(Dataset entries on figures)
--- BEGIN ---
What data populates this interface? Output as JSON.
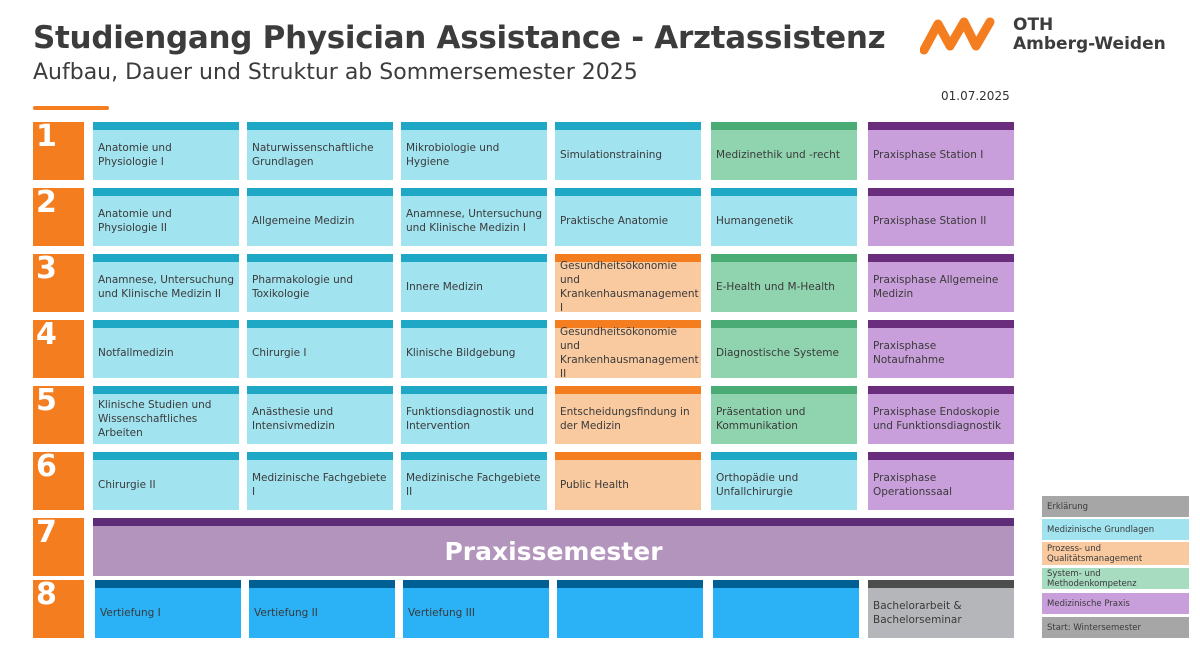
{
  "header": {
    "title": "Studiengang Physician Assistance - Arztassistenz",
    "subtitle": "Aufbau, Dauer und Struktur ab Sommersemester 2025",
    "logo_line1": "OTH",
    "logo_line2": "Amberg-Weiden",
    "date": "01.07.2025"
  },
  "semesters": [
    {
      "number": "1",
      "modules": [
        {
          "label": "Anatomie und Physiologie I",
          "category": "grund"
        },
        {
          "label": "Naturwissenschaftliche Grundlagen",
          "category": "grund"
        },
        {
          "label": "Mikrobiologie und Hygiene",
          "category": "grund"
        },
        {
          "label": "Simulationstraining",
          "category": "grund"
        },
        {
          "label": "Medizinethik und -recht",
          "category": "system"
        },
        {
          "label": "Praxisphase Station I",
          "category": "praxis"
        }
      ]
    },
    {
      "number": "2",
      "modules": [
        {
          "label": "Anatomie und Physiologie II",
          "category": "grund"
        },
        {
          "label": "Allgemeine Medizin",
          "category": "grund"
        },
        {
          "label": "Anamnese, Untersuchung und Klinische Medizin I",
          "category": "grund"
        },
        {
          "label": "Praktische Anatomie",
          "category": "grund"
        },
        {
          "label": "Humangenetik",
          "category": "grund"
        },
        {
          "label": "Praxisphase Station II",
          "category": "praxis"
        }
      ]
    },
    {
      "number": "3",
      "modules": [
        {
          "label": "Anamnese, Untersuchung und Klinische Medizin II",
          "category": "grund"
        },
        {
          "label": "Pharmakologie und Toxikologie",
          "category": "grund"
        },
        {
          "label": "Innere Medizin",
          "category": "grund"
        },
        {
          "label": "Gesundheitsökonomie und Krankenhausmanagement I",
          "category": "prozess"
        },
        {
          "label": "E-Health und M-Health",
          "category": "system"
        },
        {
          "label": "Praxisphase Allgemeine Medizin",
          "category": "praxis"
        }
      ]
    },
    {
      "number": "4",
      "modules": [
        {
          "label": "Notfallmedizin",
          "category": "grund"
        },
        {
          "label": "Chirurgie I",
          "category": "grund"
        },
        {
          "label": "Klinische Bildgebung",
          "category": "grund"
        },
        {
          "label": "Gesundheitsökonomie und Krankenhausmanagement II",
          "category": "prozess"
        },
        {
          "label": "Diagnostische Systeme",
          "category": "system"
        },
        {
          "label": "Praxisphase Notaufnahme",
          "category": "praxis"
        }
      ]
    },
    {
      "number": "5",
      "modules": [
        {
          "label": "Klinische Studien und Wissenschaftliches Arbeiten",
          "category": "grund"
        },
        {
          "label": "Anästhesie und Intensivmedizin",
          "category": "grund"
        },
        {
          "label": "Funktionsdiagnostik und Intervention",
          "category": "grund"
        },
        {
          "label": "Entscheidungsfindung in der Medizin",
          "category": "prozess"
        },
        {
          "label": "Präsentation und Kommunikation",
          "category": "system"
        },
        {
          "label": "Praxisphase Endoskopie und Funktionsdiagnostik",
          "category": "praxis"
        }
      ]
    },
    {
      "number": "6",
      "modules": [
        {
          "label": "Chirurgie II",
          "category": "grund"
        },
        {
          "label": "Medizinische Fachgebiete I",
          "category": "grund"
        },
        {
          "label": "Medizinische Fachgebiete II",
          "category": "grund"
        },
        {
          "label": "Public Health",
          "category": "prozess"
        },
        {
          "label": "Orthopädie und Unfallchirurgie",
          "category": "grund"
        },
        {
          "label": "Praxisphase Operationssaal",
          "category": "praxis"
        }
      ]
    },
    {
      "number": "7",
      "modules": []
    },
    {
      "number": "8",
      "modules": [
        {
          "label": "Vertiefung I",
          "category": "vert"
        },
        {
          "label": "Vertiefung II",
          "category": "vert"
        },
        {
          "label": "Vertiefung III",
          "category": "vert"
        },
        {
          "label": "",
          "category": "vert"
        },
        {
          "label": "",
          "category": "vert"
        },
        {
          "label": "Bachelorarbeit & Bachelorseminar",
          "category": "bach"
        }
      ]
    }
  ],
  "praxissemester": "Praxissemester",
  "legend": {
    "title": "Erklärung",
    "items": [
      {
        "label": "Medizinische Grundlagen",
        "color": "#a2e3f0"
      },
      {
        "label": "Prozess- und Qualitätsmanagement",
        "color": "#f9caa0"
      },
      {
        "label": "System- und Methodenkompetenz",
        "color": "#a8dcc0"
      },
      {
        "label": "Medizinische Praxis",
        "color": "#c99fdb"
      }
    ],
    "start": "Start: Wintersemester"
  },
  "colors": {
    "accent": "#f47d20",
    "text": "#3c3c3c"
  }
}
--- END ---
* [WORK TO BE COMPLETED]
Reproduce the whole listing word for word, setting aside any pictures.

* [FULL RESPONSE]
What data populates this interface? Output as JSON.
{
  "header": {
    "title": "Studiengang Physician Assistance - Arztassistenz",
    "subtitle": "Aufbau, Dauer und Struktur ab Sommersemester 2025",
    "logo_line1": "OTH",
    "logo_line2": "Amberg-Weiden",
    "date": "01.07.2025"
  },
  "semesters": [
    {
      "number": "1",
      "modules": [
        {
          "label": "Anatomie und Physiologie I",
          "category": "grund"
        },
        {
          "label": "Naturwissenschaftliche Grundlagen",
          "category": "grund"
        },
        {
          "label": "Mikrobiologie und Hygiene",
          "category": "grund"
        },
        {
          "label": "Simulationstraining",
          "category": "grund"
        },
        {
          "label": "Medizinethik und -recht",
          "category": "system"
        },
        {
          "label": "Praxisphase Station I",
          "category": "praxis"
        }
      ]
    },
    {
      "number": "2",
      "modules": [
        {
          "label": "Anatomie und Physiologie II",
          "category": "grund"
        },
        {
          "label": "Allgemeine Medizin",
          "category": "grund"
        },
        {
          "label": "Anamnese, Untersuchung und Klinische Medizin I",
          "category": "grund"
        },
        {
          "label": "Praktische Anatomie",
          "category": "grund"
        },
        {
          "label": "Humangenetik",
          "category": "grund"
        },
        {
          "label": "Praxisphase Station II",
          "category": "praxis"
        }
      ]
    },
    {
      "number": "3",
      "modules": [
        {
          "label": "Anamnese, Untersuchung und Klinische Medizin II",
          "category": "grund"
        },
        {
          "label": "Pharmakologie und Toxikologie",
          "category": "grund"
        },
        {
          "label": "Innere Medizin",
          "category": "grund"
        },
        {
          "label": "Gesundheitsökonomie und Krankenhausmanagement I",
          "category": "prozess"
        },
        {
          "label": "E-Health und M-Health",
          "category": "system"
        },
        {
          "label": "Praxisphase Allgemeine Medizin",
          "category": "praxis"
        }
      ]
    },
    {
      "number": "4",
      "modules": [
        {
          "label": "Notfallmedizin",
          "category": "grund"
        },
        {
          "label": "Chirurgie I",
          "category": "grund"
        },
        {
          "label": "Klinische Bildgebung",
          "category": "grund"
        },
        {
          "label": "Gesundheitsökonomie und Krankenhausmanagement II",
          "category": "prozess"
        },
        {
          "label": "Diagnostische Systeme",
          "category": "system"
        },
        {
          "label": "Praxisphase Notaufnahme",
          "category": "praxis"
        }
      ]
    },
    {
      "number": "5",
      "modules": [
        {
          "label": "Klinische Studien und Wissenschaftliches Arbeiten",
          "category": "grund"
        },
        {
          "label": "Anästhesie und Intensivmedizin",
          "category": "grund"
        },
        {
          "label": "Funktionsdiagnostik und Intervention",
          "category": "grund"
        },
        {
          "label": "Entscheidungsfindung in der Medizin",
          "category": "prozess"
        },
        {
          "label": "Präsentation und Kommunikation",
          "category": "system"
        },
        {
          "label": "Praxisphase Endoskopie und Funktionsdiagnostik",
          "category": "praxis"
        }
      ]
    },
    {
      "number": "6",
      "modules": [
        {
          "label": "Chirurgie II",
          "category": "grund"
        },
        {
          "label": "Medizinische Fachgebiete I",
          "category": "grund"
        },
        {
          "label": "Medizinische Fachgebiete II",
          "category": "grund"
        },
        {
          "label": "Public Health",
          "category": "prozess"
        },
        {
          "label": "Orthopädie und Unfallchirurgie",
          "category": "grund"
        },
        {
          "label": "Praxisphase Operationssaal",
          "category": "praxis"
        }
      ]
    },
    {
      "number": "7",
      "modules": []
    },
    {
      "number": "8",
      "modules": [
        {
          "label": "Vertiefung I",
          "category": "vert"
        },
        {
          "label": "Vertiefung II",
          "category": "vert"
        },
        {
          "label": "Vertiefung III",
          "category": "vert"
        },
        {
          "label": "",
          "category": "vert"
        },
        {
          "label": "",
          "category": "vert"
        },
        {
          "label": "Bachelorarbeit & Bachelorseminar",
          "category": "bach"
        }
      ]
    }
  ],
  "praxissemester": "Praxissemester",
  "legend": {
    "title": "Erklärung",
    "items": [
      {
        "label": "Medizinische Grundlagen",
        "color": "#a2e3f0"
      },
      {
        "label": "Prozess- und Qualitätsmanagement",
        "color": "#f9caa0"
      },
      {
        "label": "System- und Methodenkompetenz",
        "color": "#a8dcc0"
      },
      {
        "label": "Medizinische Praxis",
        "color": "#c99fdb"
      }
    ],
    "start": "Start: Wintersemester"
  },
  "colors": {
    "accent": "#f47d20",
    "text": "#3c3c3c"
  }
}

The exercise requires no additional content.